Your goal: Write out, character for character, the line containing "Enumerate this screenshot's" and all lines after it up to the end of the listing.

Given data:
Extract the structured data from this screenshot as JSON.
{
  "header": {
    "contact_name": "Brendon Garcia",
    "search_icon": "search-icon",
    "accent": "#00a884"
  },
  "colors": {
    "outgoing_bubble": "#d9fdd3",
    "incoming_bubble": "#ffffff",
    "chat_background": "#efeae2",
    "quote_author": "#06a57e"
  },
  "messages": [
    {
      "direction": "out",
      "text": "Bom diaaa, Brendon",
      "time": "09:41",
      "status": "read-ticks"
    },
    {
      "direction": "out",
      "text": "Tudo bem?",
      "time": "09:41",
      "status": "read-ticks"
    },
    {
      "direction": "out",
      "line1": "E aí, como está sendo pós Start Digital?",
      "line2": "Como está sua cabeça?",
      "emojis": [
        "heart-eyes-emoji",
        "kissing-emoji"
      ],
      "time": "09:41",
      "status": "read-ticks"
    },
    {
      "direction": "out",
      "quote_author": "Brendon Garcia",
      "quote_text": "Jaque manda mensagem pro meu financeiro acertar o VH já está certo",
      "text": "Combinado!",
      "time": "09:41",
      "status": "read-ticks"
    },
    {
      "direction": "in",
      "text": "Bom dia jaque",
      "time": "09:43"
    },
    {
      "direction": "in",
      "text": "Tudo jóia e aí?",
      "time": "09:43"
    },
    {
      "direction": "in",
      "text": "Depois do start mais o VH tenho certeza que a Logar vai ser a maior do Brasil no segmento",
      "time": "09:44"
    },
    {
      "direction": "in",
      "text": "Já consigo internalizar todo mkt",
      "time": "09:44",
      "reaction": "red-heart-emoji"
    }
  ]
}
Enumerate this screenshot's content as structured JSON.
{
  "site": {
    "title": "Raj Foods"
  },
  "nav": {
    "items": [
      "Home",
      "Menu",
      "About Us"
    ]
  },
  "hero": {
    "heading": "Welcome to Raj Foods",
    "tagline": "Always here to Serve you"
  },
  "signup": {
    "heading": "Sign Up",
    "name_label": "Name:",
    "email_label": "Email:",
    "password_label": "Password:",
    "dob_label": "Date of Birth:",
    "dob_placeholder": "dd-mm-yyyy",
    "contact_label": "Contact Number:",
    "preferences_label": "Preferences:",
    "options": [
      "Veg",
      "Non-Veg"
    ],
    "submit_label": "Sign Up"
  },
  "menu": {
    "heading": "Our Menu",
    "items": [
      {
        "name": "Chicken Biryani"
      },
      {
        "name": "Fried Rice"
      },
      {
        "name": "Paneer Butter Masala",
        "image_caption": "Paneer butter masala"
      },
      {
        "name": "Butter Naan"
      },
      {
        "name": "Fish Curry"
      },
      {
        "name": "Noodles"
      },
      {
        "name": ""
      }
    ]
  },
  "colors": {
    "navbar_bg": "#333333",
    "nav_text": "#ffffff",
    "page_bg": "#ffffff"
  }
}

Final result:
Enumerate this screenshot's content as structured JSON.
{
  "site": {
    "title": "Raj Foods"
  },
  "nav": {
    "items": [
      "Home",
      "Menu",
      "About Us"
    ]
  },
  "hero": {
    "heading": "Welcome to Raj Foods",
    "tagline": "Always here to Serve you"
  },
  "signup": {
    "heading": "Sign Up",
    "name_label": "Name:",
    "email_label": "Email:",
    "password_label": "Password:",
    "dob_label": "Date of Birth:",
    "dob_placeholder": "dd-mm-yyyy",
    "contact_label": "Contact Number:",
    "preferences_label": "Preferences:",
    "options": [
      "Veg",
      "Non-Veg"
    ],
    "submit_label": "Sign Up"
  },
  "menu": {
    "heading": "Our Menu",
    "items": [
      {
        "name": "Chicken Biryani"
      },
      {
        "name": "Fried Rice"
      },
      {
        "name": "Paneer Butter Masala",
        "image_caption": "Paneer butter masala"
      },
      {
        "name": "Butter Naan"
      },
      {
        "name": "Fish Curry"
      },
      {
        "name": "Noodles"
      },
      {
        "name": ""
      }
    ]
  },
  "colors": {
    "navbar_bg": "#333333",
    "nav_text": "#ffffff",
    "page_bg": "#ffffff"
  }
}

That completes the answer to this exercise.